PROBLEM DETAILS:
From the records, pick out and copy each line containing "JSON".

RECORDED DATA:

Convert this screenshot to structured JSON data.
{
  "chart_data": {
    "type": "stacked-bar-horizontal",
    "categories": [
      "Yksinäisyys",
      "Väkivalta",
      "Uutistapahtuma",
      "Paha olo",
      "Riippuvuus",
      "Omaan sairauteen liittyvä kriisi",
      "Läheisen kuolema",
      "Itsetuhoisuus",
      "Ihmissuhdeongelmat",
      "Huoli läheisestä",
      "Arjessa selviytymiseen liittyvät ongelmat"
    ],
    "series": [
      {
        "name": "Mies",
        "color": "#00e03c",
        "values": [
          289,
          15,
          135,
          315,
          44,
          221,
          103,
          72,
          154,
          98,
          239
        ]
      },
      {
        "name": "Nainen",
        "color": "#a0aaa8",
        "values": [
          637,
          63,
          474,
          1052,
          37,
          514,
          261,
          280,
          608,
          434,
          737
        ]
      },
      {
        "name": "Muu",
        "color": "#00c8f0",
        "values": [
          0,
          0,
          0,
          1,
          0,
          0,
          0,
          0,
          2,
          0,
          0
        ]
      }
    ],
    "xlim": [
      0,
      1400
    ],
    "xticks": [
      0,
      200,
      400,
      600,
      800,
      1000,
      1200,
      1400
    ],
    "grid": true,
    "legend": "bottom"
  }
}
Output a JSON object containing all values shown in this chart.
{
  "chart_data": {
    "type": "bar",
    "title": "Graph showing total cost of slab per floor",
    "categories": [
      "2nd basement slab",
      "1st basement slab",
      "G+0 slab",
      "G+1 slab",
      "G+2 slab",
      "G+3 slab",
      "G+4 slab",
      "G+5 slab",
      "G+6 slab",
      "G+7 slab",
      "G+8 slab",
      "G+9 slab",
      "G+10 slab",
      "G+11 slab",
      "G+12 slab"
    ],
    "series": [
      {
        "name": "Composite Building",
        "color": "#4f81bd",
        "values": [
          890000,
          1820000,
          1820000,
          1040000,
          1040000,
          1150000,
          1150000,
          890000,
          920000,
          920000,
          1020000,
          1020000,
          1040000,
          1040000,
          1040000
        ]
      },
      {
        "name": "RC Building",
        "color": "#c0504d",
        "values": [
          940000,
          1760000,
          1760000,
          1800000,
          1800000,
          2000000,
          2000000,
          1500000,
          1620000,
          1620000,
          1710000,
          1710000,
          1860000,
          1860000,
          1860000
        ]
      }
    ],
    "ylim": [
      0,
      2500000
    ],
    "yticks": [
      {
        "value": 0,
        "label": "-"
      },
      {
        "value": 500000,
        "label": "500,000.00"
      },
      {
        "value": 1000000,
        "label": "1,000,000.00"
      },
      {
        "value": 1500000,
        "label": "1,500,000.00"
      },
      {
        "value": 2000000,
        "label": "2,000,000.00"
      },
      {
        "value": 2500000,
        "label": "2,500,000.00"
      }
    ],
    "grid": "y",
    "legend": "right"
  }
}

EXERCISE RESULT:
Convert this screenshot to structured JSON data.
Output a JSON object containing all values shown in this chart.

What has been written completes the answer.